*EXERCISE BRIEF*
Reproduce the lines of the items unchanged, beginning at the first line and ending after the line that contains "cell-select-input — [582, 1137, 893, 1228]".

*Source data*
####################

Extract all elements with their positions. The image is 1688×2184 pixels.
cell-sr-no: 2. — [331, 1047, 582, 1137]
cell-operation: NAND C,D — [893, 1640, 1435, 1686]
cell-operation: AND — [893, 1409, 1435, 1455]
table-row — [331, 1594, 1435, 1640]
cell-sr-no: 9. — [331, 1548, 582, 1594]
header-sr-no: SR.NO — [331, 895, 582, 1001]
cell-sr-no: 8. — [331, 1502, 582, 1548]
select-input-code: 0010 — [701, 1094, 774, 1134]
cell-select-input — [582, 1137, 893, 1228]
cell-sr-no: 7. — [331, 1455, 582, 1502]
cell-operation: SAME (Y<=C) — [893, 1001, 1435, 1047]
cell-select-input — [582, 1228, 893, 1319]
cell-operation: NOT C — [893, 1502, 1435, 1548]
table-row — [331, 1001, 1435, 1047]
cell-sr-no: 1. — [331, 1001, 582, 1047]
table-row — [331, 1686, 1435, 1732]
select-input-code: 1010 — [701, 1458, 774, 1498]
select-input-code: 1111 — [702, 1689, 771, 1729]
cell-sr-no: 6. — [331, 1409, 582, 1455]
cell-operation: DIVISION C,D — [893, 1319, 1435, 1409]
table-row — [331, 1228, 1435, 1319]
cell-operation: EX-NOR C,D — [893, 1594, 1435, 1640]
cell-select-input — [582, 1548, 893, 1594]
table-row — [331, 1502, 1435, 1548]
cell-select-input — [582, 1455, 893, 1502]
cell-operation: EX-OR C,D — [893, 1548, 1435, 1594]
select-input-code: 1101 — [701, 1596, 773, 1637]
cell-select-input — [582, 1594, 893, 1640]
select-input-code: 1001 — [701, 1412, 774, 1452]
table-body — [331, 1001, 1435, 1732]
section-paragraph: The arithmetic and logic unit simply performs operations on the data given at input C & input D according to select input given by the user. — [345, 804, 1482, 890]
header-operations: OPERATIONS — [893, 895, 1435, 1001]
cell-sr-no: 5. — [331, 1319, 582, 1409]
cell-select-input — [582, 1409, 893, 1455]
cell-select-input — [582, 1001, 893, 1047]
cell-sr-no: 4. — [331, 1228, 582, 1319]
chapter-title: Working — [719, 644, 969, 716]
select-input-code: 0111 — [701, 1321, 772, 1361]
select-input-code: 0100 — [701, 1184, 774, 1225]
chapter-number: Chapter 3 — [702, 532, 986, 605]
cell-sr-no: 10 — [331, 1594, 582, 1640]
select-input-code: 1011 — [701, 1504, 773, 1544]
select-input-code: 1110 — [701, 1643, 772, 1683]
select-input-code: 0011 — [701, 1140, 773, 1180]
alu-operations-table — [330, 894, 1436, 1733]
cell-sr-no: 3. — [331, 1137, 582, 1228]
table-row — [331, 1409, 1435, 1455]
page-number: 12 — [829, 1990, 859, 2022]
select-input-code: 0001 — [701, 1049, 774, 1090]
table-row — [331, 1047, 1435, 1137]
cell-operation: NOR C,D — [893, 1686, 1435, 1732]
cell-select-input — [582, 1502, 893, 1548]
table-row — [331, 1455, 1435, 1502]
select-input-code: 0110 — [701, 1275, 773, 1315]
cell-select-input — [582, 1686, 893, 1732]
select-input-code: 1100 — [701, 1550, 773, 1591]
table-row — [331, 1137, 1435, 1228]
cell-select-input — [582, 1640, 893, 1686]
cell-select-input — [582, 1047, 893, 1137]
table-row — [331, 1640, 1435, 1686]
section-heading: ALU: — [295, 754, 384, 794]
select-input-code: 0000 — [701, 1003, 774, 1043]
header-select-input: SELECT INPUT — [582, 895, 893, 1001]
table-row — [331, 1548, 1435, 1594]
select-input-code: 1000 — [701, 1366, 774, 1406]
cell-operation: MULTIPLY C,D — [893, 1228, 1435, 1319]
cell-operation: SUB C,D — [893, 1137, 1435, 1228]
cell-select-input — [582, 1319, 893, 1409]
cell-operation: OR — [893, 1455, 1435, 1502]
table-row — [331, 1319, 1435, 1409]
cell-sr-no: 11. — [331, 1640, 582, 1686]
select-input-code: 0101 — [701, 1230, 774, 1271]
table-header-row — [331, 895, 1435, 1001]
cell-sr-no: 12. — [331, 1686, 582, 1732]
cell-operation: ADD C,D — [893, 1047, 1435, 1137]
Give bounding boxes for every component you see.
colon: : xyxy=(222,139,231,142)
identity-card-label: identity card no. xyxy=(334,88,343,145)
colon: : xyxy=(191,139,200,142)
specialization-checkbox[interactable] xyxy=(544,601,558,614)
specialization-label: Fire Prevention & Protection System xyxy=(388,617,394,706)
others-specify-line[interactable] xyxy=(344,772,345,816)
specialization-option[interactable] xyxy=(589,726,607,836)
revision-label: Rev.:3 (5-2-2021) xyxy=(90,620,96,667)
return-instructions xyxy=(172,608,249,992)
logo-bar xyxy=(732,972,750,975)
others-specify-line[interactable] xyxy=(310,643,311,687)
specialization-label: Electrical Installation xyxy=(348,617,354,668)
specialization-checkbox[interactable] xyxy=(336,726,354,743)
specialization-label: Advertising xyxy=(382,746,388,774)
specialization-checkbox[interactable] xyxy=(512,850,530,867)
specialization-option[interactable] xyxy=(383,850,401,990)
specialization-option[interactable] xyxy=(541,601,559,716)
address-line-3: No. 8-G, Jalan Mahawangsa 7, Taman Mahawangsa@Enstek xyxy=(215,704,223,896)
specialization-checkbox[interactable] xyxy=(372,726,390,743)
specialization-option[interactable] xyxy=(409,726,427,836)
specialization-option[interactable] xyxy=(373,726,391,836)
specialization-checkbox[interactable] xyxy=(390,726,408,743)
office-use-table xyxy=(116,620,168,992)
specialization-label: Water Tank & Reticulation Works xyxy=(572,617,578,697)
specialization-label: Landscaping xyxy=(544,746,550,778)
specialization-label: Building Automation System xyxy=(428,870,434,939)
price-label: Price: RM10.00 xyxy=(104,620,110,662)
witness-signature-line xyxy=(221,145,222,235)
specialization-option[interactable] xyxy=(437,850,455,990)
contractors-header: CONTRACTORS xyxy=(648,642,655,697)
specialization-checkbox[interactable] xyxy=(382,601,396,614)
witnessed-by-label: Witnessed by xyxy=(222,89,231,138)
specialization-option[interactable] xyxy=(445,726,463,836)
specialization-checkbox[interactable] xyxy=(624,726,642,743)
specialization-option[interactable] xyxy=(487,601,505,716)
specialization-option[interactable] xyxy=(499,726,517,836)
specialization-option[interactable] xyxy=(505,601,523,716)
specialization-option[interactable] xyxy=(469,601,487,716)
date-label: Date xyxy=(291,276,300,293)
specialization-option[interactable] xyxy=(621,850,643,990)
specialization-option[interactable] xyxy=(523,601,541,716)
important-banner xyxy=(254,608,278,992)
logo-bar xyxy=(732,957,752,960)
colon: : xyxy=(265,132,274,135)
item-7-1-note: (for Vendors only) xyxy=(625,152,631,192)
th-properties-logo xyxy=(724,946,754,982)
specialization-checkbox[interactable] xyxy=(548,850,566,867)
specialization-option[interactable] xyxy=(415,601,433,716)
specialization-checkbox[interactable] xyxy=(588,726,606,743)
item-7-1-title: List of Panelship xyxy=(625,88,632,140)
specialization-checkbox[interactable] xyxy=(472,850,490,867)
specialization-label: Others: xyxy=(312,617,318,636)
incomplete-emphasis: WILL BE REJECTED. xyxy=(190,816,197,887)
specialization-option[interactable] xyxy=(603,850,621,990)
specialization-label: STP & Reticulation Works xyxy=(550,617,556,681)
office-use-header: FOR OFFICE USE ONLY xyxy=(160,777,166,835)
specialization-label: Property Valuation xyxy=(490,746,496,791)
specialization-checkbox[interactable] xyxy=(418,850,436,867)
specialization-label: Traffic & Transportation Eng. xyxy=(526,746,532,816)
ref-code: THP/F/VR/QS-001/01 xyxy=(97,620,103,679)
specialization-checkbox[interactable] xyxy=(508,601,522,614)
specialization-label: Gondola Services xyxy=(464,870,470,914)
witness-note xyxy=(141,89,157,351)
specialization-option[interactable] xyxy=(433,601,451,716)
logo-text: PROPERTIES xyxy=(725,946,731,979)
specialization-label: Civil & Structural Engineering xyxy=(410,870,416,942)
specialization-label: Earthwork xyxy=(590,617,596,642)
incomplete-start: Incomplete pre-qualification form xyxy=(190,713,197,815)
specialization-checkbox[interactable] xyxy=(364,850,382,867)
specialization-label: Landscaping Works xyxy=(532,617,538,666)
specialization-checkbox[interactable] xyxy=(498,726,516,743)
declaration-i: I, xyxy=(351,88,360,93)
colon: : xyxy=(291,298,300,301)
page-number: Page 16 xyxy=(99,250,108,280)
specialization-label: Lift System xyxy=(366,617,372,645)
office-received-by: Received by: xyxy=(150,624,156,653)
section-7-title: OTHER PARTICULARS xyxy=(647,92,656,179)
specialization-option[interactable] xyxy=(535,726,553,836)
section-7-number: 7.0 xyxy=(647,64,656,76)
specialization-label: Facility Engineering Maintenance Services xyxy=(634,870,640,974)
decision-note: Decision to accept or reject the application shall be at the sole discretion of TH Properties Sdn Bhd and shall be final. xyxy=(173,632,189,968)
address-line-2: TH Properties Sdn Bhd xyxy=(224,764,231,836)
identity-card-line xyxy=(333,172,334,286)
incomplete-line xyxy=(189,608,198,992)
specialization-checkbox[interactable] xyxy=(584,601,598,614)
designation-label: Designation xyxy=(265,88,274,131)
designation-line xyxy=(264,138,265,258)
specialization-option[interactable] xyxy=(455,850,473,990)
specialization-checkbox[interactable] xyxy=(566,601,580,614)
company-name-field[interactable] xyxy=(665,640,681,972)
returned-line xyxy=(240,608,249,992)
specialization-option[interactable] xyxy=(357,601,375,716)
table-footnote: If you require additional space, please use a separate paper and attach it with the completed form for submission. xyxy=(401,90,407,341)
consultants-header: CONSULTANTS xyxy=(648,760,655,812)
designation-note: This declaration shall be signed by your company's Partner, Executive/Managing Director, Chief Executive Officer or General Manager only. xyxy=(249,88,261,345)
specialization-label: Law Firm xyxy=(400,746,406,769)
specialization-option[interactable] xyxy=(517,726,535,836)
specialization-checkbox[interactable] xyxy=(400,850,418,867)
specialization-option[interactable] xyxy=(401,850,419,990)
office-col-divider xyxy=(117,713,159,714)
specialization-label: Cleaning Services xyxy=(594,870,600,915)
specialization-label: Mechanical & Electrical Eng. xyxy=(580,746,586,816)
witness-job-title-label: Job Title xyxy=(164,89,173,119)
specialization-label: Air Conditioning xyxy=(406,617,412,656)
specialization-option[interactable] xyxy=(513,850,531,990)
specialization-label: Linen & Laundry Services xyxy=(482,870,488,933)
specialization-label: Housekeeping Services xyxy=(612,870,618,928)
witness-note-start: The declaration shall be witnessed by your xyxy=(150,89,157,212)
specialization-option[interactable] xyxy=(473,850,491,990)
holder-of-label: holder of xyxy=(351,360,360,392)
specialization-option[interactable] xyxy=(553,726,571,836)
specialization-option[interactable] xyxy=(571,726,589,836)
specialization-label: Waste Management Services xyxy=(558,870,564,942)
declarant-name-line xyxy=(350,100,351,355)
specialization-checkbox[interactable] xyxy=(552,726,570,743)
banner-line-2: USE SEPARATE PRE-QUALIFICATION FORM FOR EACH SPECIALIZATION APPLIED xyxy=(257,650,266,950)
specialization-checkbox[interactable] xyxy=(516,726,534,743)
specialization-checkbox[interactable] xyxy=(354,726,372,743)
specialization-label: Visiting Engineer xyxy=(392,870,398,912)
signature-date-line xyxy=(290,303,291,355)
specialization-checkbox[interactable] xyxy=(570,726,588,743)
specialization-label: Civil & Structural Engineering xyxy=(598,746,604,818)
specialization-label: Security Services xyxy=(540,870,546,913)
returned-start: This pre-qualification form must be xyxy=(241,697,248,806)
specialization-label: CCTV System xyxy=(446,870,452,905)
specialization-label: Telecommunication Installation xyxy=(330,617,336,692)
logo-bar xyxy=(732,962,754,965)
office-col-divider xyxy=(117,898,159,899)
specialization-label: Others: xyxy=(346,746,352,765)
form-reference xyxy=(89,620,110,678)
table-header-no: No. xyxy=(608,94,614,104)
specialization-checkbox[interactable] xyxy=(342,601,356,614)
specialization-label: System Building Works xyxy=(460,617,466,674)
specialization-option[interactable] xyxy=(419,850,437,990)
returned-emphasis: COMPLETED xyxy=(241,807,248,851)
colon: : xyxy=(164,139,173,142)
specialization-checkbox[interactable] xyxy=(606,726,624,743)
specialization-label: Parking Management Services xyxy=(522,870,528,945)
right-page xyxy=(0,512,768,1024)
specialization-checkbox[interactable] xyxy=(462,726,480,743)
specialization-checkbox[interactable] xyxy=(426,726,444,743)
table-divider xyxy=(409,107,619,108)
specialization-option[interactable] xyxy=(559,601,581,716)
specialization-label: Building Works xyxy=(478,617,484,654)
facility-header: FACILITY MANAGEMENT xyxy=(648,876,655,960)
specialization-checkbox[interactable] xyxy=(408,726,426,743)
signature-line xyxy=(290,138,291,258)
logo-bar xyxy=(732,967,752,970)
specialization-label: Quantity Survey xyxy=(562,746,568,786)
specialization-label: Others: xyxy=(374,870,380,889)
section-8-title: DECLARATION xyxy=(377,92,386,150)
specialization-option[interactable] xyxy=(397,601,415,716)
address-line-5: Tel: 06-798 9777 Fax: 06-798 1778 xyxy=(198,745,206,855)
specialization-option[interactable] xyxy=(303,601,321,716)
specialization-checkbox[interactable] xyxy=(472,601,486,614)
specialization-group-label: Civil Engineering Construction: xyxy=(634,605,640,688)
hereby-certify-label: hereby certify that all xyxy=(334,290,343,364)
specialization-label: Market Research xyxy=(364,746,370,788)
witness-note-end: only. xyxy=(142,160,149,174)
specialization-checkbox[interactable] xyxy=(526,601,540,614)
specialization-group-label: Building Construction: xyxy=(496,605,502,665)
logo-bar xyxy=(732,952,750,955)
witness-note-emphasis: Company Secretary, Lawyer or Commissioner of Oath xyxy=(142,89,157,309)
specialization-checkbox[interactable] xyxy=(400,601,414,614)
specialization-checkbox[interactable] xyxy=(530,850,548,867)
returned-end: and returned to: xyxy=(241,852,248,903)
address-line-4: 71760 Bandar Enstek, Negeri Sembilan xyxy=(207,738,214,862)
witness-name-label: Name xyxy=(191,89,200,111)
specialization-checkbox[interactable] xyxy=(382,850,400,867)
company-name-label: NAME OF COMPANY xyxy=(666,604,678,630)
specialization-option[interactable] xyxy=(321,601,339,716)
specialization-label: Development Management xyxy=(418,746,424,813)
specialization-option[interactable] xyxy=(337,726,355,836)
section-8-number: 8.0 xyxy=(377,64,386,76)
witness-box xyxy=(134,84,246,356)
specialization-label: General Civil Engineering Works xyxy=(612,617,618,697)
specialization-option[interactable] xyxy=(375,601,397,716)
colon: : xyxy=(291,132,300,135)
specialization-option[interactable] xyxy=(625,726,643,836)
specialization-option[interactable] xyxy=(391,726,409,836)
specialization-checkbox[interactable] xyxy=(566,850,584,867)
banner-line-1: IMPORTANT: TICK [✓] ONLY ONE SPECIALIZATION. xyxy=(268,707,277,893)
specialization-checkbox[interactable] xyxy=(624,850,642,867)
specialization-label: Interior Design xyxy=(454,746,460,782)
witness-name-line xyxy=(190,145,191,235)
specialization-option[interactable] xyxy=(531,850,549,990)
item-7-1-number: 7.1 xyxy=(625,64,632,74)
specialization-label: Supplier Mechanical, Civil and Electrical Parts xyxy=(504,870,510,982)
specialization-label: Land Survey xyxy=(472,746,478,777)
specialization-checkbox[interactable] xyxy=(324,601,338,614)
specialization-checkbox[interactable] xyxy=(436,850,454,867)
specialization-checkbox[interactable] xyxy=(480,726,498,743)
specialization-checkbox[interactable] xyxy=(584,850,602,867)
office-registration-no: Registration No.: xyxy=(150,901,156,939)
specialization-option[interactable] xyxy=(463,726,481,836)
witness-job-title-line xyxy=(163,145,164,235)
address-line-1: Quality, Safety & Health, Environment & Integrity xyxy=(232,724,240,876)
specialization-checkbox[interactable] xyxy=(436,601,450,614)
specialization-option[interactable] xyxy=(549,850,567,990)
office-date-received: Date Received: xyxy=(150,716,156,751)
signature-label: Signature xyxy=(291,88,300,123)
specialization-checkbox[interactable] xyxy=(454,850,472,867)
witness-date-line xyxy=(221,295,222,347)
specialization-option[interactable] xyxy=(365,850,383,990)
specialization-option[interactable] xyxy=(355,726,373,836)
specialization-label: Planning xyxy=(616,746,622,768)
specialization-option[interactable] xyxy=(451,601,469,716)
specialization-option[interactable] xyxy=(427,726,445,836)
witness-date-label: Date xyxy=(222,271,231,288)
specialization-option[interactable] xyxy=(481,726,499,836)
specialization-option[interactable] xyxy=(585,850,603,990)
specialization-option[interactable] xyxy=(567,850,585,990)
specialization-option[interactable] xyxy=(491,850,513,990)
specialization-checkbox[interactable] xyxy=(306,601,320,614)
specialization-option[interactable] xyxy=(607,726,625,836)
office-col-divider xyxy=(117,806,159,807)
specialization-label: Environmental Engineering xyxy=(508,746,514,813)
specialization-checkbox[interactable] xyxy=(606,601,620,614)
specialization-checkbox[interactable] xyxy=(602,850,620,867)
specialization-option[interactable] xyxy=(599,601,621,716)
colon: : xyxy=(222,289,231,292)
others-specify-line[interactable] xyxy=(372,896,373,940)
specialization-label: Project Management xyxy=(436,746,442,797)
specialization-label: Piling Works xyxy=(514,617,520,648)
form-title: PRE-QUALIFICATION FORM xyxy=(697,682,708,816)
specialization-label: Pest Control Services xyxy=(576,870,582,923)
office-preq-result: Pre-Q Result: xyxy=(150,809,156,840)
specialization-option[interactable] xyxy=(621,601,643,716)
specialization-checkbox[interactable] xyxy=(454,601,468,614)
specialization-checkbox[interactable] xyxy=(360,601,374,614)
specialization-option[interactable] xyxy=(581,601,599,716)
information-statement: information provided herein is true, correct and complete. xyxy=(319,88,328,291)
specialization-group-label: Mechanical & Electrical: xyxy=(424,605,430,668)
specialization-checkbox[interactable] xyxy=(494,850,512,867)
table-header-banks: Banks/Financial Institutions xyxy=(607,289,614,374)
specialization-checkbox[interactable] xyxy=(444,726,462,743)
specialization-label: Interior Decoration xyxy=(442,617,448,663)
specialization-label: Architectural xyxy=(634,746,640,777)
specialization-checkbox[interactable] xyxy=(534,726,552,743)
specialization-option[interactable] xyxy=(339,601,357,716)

####################

*EXERCISE SOLUTION*
Extract all elements with their positions. The image is 1688×2184 pixels.
cell-sr-no: 2. — [331, 1047, 582, 1137]
cell-operation: NAND C,D — [893, 1640, 1435, 1686]
cell-operation: AND — [893, 1409, 1435, 1455]
table-row — [331, 1594, 1435, 1640]
cell-sr-no: 9. — [331, 1548, 582, 1594]
header-sr-no: SR.NO — [331, 895, 582, 1001]
cell-sr-no: 8. — [331, 1502, 582, 1548]
select-input-code: 0010 — [701, 1094, 774, 1134]
cell-select-input — [582, 1137, 893, 1228]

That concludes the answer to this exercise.